» **Record excerpts**
____
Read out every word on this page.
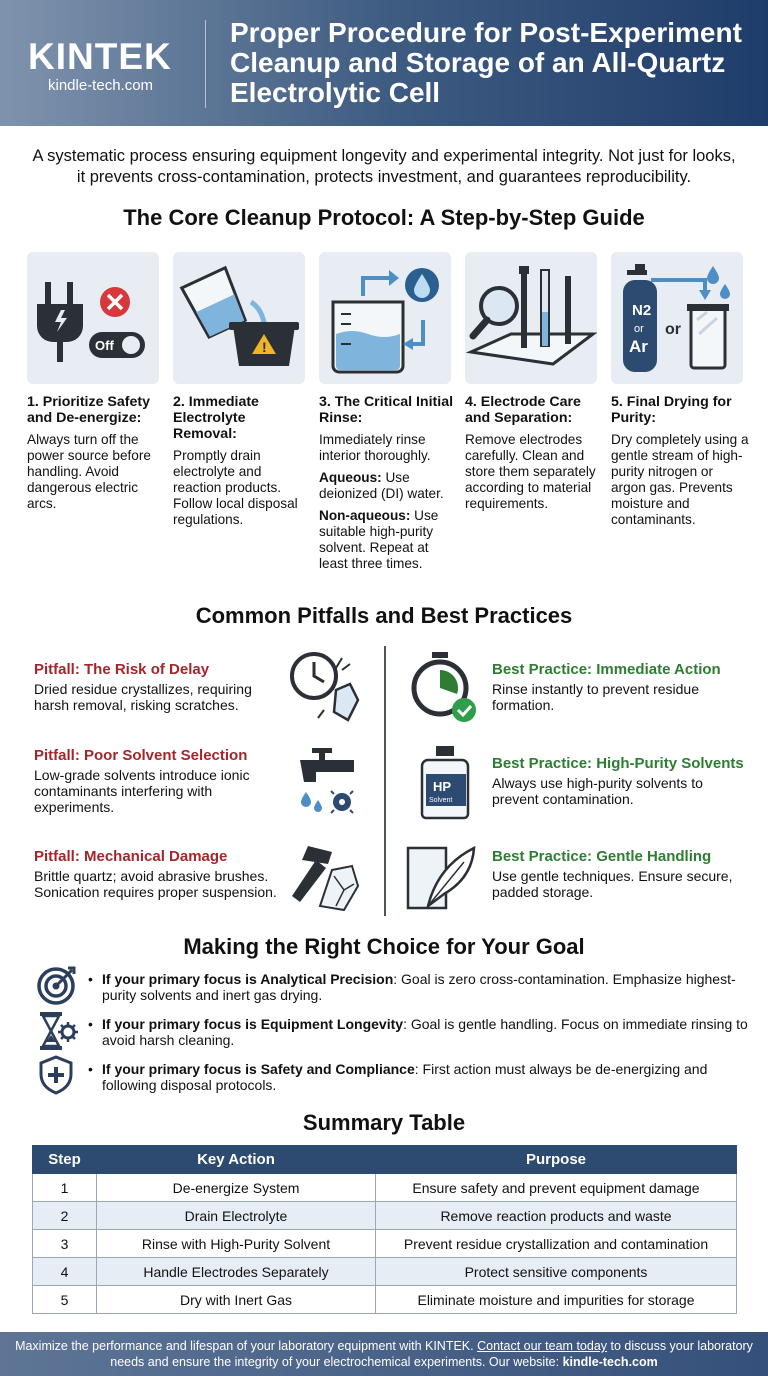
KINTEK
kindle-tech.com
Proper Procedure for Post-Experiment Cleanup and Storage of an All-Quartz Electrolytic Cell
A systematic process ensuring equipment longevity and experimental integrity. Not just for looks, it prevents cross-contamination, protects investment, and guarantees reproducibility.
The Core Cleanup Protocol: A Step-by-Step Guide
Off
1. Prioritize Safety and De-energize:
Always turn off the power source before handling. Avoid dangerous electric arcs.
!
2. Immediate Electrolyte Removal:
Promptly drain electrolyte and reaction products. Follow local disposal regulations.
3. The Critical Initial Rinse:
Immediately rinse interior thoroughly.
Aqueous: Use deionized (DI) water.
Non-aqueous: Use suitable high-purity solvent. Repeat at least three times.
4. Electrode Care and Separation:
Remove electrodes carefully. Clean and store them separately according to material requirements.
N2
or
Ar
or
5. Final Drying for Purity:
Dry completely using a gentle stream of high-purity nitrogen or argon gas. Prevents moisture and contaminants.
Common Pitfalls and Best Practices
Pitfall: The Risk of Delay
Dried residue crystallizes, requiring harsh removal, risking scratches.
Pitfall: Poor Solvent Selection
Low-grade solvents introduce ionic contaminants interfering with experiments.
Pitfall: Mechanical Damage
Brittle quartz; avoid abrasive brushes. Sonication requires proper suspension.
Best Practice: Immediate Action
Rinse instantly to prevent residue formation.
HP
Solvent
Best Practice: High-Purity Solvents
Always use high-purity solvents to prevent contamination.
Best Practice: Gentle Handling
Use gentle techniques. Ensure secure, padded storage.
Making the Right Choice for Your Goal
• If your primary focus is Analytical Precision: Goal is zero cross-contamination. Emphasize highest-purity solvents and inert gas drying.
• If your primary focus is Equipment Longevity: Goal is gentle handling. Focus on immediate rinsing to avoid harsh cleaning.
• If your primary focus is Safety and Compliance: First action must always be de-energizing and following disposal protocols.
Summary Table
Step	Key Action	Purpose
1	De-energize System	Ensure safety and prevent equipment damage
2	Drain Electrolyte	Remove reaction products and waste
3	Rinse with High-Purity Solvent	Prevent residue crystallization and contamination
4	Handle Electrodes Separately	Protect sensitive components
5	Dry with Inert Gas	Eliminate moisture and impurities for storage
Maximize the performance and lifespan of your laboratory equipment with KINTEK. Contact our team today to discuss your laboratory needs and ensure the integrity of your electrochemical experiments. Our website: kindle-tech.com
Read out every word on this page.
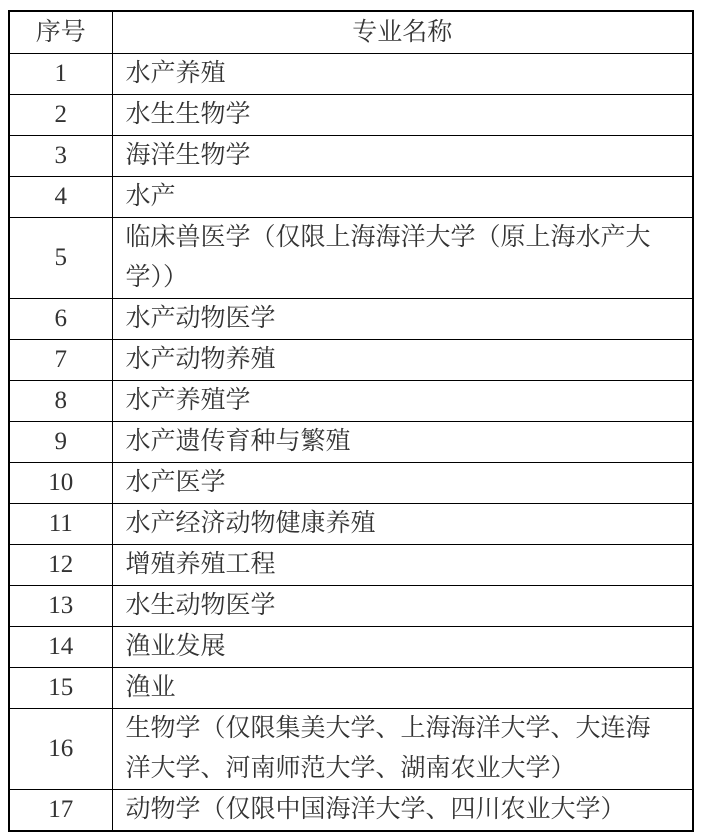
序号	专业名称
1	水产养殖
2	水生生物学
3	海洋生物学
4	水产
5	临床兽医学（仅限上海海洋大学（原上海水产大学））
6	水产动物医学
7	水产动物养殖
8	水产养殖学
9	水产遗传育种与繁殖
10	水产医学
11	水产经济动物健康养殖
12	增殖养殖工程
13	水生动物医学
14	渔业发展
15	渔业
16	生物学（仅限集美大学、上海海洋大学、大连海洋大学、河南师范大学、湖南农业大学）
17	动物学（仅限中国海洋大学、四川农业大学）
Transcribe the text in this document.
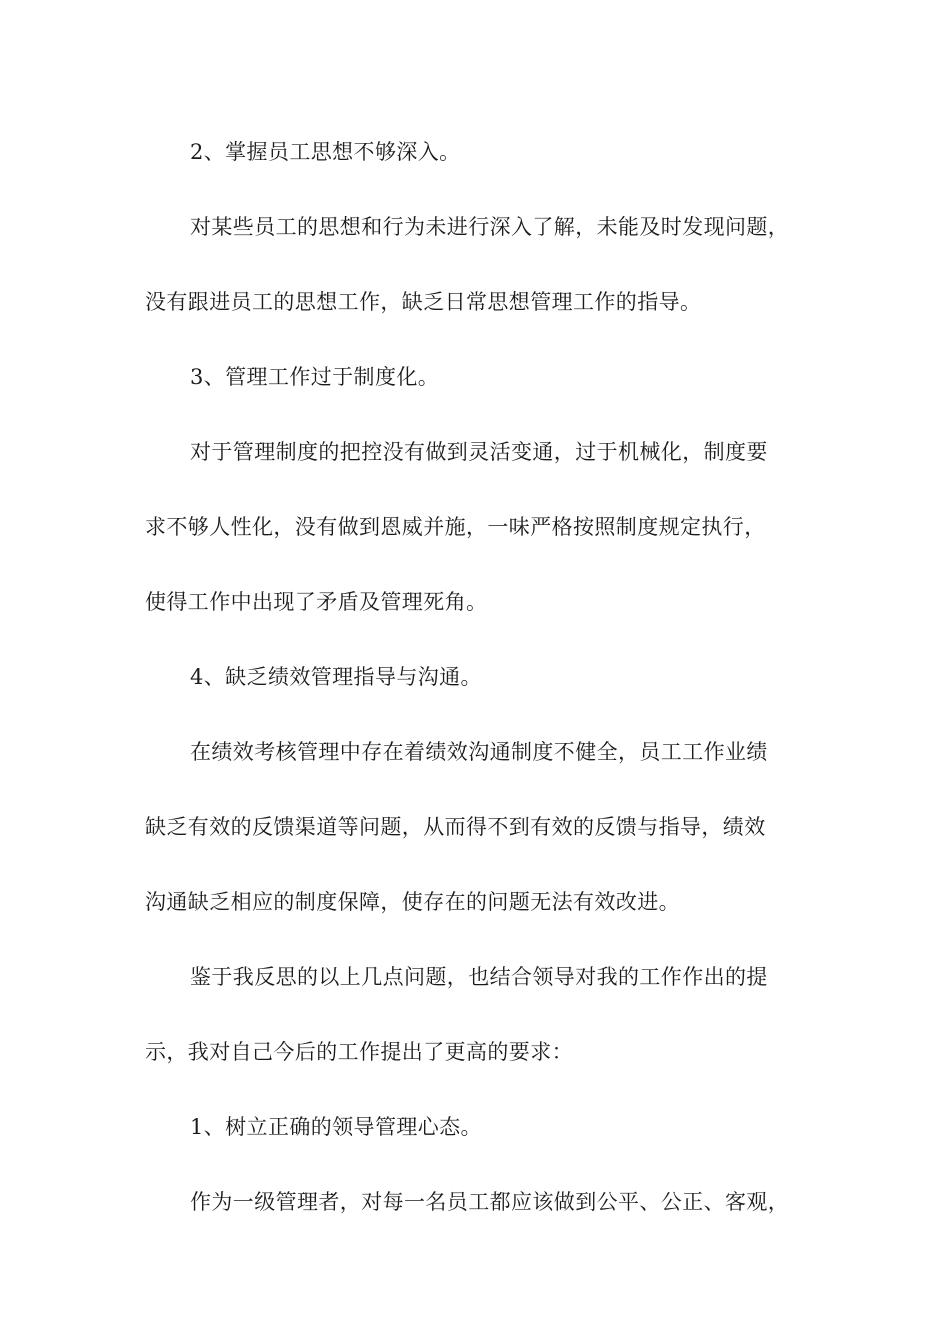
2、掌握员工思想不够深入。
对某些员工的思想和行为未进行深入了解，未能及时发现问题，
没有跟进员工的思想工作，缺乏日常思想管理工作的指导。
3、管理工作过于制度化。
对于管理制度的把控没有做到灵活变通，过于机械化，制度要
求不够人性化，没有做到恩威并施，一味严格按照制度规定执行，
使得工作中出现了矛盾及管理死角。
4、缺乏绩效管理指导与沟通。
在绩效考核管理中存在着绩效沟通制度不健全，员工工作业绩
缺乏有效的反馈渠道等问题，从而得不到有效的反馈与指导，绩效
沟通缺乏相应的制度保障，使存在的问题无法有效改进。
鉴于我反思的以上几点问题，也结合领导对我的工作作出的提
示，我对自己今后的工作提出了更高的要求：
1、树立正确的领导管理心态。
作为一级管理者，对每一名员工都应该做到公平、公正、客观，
____
» **Request**
Will you repeat the material above, but only from the line containing "Transcribe the text in this document." through its last line, exactly and without the pictures?

» **Solution to this exercise**
Transcribe the text in this document.
2、掌握员工思想不够深入。
对某些员工的思想和行为未进行深入了解，未能及时发现问题，
没有跟进员工的思想工作，缺乏日常思想管理工作的指导。
3、管理工作过于制度化。
对于管理制度的把控没有做到灵活变通，过于机械化，制度要
求不够人性化，没有做到恩威并施，一味严格按照制度规定执行，
使得工作中出现了矛盾及管理死角。
4、缺乏绩效管理指导与沟通。
在绩效考核管理中存在着绩效沟通制度不健全，员工工作业绩
缺乏有效的反馈渠道等问题，从而得不到有效的反馈与指导，绩效
沟通缺乏相应的制度保障，使存在的问题无法有效改进。
鉴于我反思的以上几点问题，也结合领导对我的工作作出的提
示，我对自己今后的工作提出了更高的要求：
1、树立正确的领导管理心态。
作为一级管理者，对每一名员工都应该做到公平、公正、客观，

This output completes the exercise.